WHAT TO DO: Extract every line that contains the string "রমবর".

THE DATA:
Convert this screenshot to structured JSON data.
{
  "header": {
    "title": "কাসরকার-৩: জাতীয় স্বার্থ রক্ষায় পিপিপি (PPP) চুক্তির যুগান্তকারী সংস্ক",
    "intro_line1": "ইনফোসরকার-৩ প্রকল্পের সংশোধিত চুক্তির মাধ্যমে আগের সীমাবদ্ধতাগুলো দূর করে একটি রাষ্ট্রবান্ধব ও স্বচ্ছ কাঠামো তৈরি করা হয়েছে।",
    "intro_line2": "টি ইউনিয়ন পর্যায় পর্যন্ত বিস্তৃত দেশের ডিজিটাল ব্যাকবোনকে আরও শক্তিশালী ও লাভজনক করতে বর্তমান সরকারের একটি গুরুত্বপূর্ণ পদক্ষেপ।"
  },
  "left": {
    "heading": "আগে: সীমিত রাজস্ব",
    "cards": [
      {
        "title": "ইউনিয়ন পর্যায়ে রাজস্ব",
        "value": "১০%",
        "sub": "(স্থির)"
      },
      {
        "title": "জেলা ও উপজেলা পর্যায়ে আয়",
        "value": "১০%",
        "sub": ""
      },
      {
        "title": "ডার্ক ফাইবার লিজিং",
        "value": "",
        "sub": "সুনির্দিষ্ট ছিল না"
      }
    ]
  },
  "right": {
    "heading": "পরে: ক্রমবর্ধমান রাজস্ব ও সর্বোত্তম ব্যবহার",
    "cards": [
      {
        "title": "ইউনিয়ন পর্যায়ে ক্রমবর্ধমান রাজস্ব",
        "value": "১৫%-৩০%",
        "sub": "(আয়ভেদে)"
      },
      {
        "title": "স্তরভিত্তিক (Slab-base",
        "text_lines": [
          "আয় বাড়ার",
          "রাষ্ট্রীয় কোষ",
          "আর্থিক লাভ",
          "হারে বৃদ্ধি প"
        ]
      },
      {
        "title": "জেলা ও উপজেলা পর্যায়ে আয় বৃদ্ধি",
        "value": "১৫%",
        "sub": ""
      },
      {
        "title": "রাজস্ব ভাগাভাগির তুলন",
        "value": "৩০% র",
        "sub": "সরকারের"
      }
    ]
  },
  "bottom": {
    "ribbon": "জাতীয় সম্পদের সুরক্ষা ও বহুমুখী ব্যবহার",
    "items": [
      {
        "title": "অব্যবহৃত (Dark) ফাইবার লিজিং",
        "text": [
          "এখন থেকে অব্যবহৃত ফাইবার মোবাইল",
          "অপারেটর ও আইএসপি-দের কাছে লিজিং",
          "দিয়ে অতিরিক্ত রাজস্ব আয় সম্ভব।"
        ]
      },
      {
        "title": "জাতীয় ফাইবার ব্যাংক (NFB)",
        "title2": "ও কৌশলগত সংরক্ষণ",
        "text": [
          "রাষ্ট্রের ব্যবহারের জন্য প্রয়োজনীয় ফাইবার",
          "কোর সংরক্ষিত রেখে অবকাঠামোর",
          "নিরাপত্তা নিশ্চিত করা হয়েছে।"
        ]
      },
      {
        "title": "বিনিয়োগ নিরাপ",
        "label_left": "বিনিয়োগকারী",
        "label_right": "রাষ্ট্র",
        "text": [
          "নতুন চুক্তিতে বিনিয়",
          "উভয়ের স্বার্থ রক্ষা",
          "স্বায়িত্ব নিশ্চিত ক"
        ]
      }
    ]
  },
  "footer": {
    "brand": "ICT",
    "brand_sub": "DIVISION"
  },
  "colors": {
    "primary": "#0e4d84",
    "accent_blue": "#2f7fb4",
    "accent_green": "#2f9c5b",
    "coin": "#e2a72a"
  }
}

FINAL RESULT:
    "heading": "পরে: ক্রমবর্ধমান রাজস্ব ও সর্বোত্তম ব্যবহার",
        "title": "ইউনিয়ন পর্যায়ে ক্রমবর্ধমান রাজস্ব",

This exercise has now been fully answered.